WHAT YOU HAVE TO DO
Select all lines with the string "Documents" in them, and copy those lines.

EXCERPTED DATA
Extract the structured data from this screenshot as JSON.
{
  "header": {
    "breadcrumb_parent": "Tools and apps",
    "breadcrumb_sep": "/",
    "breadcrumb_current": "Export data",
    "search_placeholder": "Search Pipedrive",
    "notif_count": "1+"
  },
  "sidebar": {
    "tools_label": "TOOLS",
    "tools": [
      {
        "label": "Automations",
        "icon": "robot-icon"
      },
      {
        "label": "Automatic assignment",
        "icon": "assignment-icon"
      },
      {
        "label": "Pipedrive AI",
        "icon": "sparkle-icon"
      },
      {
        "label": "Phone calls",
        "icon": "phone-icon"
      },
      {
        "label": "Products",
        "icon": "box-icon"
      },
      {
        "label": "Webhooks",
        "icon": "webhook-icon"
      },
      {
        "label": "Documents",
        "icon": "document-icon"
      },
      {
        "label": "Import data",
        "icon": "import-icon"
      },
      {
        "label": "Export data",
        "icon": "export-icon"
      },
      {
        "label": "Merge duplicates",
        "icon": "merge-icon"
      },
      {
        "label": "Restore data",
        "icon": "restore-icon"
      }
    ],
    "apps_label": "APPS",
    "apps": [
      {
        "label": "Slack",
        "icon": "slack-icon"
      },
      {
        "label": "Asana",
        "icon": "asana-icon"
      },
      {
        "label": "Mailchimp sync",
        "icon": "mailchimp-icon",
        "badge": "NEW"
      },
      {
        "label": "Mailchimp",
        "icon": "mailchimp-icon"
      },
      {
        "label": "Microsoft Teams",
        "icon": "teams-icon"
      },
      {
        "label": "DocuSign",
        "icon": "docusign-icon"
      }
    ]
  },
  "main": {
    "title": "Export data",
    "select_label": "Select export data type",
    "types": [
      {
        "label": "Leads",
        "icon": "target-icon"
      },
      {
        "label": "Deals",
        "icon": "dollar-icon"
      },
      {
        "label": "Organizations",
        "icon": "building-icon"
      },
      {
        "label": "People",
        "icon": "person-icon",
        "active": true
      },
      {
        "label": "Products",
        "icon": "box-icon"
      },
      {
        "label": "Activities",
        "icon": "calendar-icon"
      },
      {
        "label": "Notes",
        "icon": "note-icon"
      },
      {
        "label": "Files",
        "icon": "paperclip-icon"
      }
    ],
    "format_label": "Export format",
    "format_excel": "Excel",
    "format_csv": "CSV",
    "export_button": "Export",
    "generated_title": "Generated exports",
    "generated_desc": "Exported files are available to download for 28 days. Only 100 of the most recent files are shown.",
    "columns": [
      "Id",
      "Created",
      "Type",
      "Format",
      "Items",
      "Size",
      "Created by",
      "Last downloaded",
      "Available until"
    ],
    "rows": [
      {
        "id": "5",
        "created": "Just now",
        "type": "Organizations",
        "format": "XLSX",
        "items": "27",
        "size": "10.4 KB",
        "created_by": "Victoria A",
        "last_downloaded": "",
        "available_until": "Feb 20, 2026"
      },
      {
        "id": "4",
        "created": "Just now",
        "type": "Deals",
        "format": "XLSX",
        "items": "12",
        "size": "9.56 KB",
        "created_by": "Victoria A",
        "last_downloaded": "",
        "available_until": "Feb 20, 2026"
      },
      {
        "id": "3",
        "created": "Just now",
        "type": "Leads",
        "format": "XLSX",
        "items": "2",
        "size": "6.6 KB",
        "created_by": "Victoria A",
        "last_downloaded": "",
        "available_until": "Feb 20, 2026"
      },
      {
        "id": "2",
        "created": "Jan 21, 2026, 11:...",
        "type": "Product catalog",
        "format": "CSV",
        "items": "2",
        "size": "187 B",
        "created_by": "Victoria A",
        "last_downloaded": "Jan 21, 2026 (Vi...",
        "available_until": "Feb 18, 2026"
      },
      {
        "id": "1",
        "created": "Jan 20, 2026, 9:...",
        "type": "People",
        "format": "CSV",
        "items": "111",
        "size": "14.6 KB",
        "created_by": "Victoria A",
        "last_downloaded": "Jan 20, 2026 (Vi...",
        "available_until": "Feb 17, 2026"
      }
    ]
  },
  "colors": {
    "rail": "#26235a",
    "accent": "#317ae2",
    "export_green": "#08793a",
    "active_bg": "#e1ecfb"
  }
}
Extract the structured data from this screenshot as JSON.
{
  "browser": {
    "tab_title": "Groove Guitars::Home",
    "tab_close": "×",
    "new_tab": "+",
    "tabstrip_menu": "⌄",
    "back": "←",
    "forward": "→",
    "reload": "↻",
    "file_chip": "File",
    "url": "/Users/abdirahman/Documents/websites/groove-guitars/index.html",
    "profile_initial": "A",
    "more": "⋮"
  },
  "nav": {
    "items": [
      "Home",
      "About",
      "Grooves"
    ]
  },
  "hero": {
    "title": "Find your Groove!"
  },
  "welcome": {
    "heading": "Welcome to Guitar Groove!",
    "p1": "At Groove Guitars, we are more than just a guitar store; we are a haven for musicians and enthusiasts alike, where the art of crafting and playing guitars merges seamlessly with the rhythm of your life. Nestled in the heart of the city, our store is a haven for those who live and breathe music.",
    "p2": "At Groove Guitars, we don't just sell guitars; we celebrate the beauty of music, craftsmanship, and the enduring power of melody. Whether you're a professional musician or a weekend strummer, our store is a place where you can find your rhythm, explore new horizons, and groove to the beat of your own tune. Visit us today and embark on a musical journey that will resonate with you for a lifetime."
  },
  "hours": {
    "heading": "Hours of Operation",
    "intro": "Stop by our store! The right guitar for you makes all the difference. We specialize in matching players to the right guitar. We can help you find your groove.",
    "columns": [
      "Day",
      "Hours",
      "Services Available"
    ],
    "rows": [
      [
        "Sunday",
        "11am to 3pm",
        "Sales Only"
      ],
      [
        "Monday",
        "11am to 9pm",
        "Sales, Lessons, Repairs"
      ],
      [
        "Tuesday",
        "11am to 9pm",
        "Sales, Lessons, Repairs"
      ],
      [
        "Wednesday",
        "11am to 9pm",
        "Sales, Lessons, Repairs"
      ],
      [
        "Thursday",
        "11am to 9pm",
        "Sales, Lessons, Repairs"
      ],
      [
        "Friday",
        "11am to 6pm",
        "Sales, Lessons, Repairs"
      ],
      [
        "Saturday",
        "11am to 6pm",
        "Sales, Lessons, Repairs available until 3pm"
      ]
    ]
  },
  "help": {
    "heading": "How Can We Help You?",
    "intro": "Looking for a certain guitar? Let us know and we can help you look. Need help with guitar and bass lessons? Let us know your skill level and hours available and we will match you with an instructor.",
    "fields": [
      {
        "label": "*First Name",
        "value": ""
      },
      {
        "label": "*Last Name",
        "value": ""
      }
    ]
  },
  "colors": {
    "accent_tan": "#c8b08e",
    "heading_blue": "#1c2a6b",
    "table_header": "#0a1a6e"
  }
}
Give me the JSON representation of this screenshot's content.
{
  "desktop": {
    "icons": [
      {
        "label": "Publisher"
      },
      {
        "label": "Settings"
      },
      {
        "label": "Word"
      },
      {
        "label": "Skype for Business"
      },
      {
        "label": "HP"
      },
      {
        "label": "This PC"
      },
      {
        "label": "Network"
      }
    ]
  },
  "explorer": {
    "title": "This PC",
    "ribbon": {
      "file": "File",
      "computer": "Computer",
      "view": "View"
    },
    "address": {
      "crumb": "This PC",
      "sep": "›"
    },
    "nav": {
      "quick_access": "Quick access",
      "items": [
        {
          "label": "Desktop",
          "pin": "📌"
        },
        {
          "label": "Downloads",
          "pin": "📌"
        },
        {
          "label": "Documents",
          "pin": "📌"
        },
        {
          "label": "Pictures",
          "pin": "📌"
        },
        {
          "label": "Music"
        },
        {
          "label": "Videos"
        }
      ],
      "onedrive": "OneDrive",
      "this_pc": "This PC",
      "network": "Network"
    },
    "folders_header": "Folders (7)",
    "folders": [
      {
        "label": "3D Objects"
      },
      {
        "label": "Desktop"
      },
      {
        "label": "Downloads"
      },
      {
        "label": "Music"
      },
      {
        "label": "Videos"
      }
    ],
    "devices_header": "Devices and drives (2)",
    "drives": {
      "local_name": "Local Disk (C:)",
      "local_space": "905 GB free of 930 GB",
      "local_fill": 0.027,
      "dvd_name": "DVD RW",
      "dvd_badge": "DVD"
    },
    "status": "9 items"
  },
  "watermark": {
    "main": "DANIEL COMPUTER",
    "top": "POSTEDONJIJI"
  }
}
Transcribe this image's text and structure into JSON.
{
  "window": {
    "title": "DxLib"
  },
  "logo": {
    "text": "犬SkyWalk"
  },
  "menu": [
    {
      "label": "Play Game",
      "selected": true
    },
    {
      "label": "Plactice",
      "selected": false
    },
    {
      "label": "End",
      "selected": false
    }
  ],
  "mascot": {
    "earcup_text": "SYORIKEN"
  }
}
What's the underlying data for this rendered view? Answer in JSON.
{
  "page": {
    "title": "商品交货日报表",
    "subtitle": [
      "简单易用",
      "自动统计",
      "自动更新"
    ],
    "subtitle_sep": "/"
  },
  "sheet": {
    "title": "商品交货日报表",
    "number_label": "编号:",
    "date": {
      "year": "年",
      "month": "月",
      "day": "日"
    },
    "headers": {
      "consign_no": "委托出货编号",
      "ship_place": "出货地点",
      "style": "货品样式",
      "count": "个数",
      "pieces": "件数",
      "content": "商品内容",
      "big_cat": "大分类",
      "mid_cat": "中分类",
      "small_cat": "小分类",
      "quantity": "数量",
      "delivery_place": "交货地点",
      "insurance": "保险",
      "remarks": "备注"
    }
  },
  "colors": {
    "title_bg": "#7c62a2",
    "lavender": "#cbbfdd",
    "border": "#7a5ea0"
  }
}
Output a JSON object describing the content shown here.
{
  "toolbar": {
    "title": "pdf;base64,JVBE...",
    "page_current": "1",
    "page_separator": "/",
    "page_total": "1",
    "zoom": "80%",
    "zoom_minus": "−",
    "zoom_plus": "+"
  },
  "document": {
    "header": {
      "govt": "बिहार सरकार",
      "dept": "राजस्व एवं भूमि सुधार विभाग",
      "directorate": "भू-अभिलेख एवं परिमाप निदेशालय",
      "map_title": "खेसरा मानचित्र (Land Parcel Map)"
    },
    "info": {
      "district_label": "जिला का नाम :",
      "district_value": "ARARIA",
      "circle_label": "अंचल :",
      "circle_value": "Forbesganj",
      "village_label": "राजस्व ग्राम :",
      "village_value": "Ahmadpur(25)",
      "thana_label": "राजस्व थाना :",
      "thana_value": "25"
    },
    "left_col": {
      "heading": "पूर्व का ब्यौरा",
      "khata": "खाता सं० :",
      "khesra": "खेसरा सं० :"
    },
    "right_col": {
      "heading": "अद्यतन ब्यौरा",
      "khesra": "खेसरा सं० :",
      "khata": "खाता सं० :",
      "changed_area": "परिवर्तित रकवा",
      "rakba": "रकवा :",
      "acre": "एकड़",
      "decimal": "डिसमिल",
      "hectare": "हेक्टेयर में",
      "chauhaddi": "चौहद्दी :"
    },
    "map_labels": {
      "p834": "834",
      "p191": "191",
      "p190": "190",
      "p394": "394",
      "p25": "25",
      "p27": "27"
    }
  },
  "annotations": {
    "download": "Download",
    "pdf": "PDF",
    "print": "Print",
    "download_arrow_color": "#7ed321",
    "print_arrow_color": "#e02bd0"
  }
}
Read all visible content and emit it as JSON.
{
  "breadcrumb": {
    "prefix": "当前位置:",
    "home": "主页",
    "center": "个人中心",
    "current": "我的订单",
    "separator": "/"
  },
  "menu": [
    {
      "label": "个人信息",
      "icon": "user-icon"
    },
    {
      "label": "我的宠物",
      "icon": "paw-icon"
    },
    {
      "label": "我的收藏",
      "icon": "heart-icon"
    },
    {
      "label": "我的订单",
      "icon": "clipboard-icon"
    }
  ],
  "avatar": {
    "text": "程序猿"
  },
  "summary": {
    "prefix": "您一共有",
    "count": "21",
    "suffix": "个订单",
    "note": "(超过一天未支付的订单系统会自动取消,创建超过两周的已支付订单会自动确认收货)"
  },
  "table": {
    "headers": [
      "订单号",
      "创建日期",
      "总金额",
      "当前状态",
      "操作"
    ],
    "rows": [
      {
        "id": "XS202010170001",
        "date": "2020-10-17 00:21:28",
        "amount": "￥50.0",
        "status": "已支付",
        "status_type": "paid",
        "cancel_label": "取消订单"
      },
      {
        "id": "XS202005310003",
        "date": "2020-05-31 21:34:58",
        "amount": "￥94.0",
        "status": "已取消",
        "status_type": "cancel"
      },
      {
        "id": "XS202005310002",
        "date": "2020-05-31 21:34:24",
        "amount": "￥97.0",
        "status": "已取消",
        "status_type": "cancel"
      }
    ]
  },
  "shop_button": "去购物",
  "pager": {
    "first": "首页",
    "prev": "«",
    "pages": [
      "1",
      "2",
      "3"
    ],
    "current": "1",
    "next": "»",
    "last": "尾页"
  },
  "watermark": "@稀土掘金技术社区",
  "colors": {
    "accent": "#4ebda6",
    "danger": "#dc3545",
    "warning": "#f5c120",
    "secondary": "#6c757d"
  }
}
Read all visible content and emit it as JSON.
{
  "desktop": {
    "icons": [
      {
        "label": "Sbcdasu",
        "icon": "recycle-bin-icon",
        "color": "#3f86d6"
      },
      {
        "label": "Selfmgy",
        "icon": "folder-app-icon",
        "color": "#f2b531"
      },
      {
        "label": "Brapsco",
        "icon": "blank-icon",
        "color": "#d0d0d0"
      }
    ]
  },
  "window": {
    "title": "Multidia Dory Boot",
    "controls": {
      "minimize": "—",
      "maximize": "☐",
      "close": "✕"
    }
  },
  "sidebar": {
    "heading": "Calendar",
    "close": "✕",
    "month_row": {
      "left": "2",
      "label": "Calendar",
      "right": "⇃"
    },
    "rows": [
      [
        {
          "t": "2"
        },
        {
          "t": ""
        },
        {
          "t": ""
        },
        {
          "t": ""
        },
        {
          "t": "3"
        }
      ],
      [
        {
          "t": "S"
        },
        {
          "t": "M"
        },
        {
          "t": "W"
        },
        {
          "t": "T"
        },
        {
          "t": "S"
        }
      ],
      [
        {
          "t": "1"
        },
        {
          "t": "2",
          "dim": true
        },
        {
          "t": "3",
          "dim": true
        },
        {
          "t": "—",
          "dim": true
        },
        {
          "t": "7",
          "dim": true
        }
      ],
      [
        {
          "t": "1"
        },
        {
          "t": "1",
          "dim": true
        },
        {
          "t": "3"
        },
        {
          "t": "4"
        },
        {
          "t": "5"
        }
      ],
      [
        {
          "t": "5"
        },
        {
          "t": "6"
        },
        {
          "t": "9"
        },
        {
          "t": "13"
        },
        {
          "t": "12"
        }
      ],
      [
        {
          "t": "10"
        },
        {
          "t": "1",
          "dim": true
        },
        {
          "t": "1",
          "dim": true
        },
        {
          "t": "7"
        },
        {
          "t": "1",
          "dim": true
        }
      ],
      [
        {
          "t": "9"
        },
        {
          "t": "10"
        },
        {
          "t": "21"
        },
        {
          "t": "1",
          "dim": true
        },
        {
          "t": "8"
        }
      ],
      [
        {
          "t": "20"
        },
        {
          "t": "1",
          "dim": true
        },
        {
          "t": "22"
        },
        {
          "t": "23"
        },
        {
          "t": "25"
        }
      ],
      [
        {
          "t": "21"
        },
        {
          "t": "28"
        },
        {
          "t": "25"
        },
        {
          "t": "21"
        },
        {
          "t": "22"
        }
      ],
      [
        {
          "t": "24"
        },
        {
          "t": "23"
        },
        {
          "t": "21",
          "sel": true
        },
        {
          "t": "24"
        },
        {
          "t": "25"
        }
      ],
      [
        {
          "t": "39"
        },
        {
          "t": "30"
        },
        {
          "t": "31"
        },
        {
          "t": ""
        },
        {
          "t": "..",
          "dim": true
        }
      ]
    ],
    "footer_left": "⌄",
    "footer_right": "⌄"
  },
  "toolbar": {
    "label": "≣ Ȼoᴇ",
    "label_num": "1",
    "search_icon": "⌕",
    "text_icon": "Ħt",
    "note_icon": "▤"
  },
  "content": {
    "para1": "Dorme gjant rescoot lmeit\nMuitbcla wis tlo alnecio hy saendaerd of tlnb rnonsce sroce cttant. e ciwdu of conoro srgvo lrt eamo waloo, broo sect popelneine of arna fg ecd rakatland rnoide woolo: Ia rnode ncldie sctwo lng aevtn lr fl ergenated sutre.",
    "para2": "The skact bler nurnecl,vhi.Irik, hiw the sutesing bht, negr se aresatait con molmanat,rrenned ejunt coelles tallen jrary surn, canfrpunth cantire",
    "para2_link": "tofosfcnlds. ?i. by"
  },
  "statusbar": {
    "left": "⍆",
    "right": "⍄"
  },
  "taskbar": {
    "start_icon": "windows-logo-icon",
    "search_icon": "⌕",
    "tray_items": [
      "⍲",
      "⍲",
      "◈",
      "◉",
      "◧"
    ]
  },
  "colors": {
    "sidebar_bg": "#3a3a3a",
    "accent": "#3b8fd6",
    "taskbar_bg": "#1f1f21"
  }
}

FINISHED ANSWER
        "label": "Documents",
    "url": "/Users/abdirahman/Documents/websites/groove-guitars/index.html",
          "label": "Documents",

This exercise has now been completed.